Data provided.
┌────────
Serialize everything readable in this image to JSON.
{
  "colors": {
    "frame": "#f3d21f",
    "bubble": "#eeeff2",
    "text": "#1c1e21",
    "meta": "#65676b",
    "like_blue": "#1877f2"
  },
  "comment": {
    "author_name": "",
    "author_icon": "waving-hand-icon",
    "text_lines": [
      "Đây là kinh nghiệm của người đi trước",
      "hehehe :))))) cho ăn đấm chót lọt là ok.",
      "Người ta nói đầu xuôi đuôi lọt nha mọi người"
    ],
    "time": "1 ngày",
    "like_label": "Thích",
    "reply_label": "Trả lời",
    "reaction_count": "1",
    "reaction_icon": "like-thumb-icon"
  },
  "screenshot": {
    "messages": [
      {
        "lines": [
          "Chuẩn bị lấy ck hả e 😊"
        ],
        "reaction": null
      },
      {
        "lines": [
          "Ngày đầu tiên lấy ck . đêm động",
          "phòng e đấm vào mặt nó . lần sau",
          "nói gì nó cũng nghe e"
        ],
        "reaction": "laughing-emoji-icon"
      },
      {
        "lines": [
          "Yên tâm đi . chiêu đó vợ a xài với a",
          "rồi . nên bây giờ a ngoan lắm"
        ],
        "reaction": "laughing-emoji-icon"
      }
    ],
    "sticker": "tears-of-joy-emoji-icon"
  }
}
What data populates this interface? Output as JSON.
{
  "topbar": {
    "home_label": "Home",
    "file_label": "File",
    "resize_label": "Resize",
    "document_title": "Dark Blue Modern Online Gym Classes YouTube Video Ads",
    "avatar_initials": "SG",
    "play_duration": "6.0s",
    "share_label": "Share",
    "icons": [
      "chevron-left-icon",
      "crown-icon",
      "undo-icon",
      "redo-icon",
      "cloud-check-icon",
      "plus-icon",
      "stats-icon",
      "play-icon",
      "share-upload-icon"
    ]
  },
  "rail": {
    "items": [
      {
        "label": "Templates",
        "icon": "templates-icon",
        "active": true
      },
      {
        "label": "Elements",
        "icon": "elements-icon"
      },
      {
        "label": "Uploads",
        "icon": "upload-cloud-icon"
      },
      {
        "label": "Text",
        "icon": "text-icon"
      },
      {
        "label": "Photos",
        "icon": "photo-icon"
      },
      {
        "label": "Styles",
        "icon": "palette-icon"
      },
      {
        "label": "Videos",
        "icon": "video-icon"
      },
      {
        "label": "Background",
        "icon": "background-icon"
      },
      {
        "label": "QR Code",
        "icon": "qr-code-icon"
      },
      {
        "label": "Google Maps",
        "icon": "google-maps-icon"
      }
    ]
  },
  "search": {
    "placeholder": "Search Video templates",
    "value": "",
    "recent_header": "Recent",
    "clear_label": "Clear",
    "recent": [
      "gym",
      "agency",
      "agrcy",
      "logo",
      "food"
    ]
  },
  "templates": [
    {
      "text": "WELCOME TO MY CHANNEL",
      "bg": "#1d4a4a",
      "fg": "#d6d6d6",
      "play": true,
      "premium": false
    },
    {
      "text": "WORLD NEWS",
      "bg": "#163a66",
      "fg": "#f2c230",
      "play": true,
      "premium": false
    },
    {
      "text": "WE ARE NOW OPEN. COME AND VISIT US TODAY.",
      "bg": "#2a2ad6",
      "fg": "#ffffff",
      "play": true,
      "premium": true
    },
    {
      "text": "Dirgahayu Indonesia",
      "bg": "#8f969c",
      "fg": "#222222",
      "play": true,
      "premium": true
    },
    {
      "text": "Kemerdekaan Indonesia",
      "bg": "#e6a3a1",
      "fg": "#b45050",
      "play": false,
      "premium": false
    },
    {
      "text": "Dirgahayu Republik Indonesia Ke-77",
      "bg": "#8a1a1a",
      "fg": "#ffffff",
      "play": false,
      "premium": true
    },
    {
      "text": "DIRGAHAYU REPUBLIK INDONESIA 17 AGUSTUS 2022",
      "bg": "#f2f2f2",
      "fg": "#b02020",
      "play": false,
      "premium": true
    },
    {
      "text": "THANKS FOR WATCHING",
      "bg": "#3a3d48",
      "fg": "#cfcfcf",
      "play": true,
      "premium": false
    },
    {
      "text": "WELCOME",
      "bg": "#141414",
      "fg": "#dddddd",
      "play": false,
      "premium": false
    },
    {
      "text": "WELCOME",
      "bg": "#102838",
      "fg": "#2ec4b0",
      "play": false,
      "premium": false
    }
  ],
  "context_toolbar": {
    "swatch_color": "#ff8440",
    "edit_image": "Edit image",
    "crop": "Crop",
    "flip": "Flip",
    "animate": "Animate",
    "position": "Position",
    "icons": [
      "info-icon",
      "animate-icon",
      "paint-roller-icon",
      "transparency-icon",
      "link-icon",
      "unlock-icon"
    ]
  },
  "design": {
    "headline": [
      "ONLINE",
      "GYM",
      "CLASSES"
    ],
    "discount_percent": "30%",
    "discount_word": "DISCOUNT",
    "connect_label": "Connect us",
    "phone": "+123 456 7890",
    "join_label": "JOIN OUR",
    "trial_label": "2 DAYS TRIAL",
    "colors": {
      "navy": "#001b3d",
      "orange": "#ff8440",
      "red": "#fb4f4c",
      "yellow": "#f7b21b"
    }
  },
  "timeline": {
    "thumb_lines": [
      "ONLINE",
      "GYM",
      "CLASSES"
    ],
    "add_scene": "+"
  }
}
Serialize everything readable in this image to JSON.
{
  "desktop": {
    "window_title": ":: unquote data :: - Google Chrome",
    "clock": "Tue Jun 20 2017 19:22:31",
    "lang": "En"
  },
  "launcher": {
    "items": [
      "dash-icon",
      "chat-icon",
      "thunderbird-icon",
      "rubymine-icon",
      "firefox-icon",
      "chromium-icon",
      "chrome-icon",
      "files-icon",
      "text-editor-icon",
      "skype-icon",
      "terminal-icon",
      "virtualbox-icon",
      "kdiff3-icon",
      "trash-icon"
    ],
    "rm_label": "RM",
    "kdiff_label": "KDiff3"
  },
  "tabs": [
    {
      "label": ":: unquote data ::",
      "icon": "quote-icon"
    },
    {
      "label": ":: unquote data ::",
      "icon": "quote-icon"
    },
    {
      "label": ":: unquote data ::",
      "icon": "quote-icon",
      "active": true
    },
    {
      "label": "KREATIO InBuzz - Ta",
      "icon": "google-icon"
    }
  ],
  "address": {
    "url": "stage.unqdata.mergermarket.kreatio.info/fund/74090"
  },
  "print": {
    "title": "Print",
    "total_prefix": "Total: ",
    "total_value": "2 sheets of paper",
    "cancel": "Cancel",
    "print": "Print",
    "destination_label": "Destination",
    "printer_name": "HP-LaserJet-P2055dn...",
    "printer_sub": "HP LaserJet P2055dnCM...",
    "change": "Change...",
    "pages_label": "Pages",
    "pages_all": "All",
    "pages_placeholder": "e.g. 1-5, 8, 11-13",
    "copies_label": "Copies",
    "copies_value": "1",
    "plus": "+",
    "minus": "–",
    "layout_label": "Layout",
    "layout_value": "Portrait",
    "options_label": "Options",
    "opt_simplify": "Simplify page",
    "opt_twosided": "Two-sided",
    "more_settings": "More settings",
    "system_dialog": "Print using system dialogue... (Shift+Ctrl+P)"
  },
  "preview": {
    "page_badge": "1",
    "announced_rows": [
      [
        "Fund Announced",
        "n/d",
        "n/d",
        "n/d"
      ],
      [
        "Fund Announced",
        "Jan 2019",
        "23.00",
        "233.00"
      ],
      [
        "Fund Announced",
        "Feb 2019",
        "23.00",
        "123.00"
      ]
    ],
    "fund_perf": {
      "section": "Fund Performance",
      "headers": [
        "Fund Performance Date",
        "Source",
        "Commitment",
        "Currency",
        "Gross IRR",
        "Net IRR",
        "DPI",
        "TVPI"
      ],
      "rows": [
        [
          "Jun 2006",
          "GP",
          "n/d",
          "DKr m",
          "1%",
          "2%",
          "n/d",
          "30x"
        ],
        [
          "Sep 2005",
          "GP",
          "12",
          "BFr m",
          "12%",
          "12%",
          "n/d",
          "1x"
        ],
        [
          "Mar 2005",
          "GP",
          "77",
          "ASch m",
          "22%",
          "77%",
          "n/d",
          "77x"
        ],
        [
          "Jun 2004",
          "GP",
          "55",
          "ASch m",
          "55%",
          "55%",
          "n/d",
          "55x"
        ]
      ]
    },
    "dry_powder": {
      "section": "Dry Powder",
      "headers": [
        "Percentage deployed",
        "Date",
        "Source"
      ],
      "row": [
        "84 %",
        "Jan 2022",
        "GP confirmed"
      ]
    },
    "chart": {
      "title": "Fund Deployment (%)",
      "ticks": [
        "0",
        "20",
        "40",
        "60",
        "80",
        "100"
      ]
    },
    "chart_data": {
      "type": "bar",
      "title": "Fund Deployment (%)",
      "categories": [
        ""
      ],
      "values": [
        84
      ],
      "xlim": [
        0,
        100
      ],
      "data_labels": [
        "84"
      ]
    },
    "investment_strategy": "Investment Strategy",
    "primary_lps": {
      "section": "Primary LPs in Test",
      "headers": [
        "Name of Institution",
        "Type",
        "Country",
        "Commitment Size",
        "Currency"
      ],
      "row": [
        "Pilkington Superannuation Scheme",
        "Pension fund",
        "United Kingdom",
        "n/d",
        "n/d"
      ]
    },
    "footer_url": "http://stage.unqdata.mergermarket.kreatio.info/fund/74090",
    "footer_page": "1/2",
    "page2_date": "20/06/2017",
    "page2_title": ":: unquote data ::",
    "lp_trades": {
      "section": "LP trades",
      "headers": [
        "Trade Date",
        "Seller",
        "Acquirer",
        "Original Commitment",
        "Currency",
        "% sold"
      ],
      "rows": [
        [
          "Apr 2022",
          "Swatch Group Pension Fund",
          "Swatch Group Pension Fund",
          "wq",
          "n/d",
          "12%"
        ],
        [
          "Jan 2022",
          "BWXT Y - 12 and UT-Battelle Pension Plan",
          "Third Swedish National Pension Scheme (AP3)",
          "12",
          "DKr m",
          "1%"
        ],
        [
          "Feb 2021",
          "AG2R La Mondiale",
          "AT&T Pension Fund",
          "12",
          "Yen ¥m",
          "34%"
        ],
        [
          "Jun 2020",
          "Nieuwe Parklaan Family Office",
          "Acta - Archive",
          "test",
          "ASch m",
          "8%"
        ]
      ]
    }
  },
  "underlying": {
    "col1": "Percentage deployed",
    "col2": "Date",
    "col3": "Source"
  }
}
└────────
Written exercise. Of the lines in the entries, how many include the word "Percentage"? State only the number.

Problem solution. 2